- _PROBLEM DETAILS_: Count every line below in which "location" occurs, then give only the count.

- _MATERIAL PROVIDED_:

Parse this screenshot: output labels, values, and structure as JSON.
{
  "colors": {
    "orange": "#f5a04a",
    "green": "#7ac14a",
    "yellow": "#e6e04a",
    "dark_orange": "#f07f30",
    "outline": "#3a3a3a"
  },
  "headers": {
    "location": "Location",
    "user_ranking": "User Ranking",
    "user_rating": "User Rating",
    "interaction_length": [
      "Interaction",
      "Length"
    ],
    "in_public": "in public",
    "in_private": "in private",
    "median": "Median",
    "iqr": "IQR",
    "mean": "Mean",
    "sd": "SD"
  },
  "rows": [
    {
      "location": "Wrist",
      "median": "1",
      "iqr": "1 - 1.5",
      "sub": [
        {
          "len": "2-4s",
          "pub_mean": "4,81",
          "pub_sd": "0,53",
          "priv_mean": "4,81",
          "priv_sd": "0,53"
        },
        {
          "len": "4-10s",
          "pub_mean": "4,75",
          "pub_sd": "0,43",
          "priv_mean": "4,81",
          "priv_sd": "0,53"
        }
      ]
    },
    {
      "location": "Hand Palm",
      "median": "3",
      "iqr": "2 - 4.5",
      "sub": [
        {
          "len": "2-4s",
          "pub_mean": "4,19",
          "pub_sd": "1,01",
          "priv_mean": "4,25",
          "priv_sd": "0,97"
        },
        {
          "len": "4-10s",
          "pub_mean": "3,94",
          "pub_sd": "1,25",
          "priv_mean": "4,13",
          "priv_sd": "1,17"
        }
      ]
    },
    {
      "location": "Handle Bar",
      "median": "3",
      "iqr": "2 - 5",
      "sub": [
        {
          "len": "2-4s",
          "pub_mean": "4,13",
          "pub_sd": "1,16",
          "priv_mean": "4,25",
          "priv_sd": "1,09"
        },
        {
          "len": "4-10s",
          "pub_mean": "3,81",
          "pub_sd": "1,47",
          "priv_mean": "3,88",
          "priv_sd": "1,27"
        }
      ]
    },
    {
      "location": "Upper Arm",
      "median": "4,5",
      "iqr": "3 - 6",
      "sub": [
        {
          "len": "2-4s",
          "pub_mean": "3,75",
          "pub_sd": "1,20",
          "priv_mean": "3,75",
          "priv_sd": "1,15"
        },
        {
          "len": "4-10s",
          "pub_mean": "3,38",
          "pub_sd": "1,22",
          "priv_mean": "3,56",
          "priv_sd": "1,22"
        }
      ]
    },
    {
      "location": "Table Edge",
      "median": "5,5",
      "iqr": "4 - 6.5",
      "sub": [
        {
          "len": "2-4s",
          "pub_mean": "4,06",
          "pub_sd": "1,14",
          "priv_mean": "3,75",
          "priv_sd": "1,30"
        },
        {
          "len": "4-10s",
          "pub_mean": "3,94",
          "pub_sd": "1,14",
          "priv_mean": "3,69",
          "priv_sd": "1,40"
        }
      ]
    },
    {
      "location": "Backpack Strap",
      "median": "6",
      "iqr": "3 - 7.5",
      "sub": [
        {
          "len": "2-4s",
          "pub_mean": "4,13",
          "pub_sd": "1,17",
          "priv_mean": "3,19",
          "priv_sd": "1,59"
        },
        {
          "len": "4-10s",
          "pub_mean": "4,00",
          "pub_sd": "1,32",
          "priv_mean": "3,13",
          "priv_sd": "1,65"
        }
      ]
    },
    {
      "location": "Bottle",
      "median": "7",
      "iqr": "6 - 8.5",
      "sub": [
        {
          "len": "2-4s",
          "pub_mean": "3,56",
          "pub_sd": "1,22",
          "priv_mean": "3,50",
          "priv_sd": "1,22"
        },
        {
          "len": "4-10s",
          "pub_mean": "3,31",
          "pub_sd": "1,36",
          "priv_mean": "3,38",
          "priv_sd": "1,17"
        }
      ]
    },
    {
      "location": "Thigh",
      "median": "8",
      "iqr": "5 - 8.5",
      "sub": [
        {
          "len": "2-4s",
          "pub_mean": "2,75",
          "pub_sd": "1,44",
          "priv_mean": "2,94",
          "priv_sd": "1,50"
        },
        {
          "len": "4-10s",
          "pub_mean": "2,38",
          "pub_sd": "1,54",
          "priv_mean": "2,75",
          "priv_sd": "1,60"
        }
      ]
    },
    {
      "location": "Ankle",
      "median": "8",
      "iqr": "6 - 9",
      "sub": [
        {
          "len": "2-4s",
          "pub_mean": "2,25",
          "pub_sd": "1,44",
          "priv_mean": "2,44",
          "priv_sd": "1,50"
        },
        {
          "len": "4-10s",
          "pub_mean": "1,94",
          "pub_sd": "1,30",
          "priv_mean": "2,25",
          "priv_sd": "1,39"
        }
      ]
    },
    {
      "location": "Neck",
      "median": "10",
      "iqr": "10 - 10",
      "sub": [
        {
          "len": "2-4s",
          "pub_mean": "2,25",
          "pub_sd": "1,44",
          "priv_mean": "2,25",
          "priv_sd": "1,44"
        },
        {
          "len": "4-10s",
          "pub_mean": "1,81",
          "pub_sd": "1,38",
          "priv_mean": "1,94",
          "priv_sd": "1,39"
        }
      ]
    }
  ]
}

- _ANSWER TO THIS TASK_: 11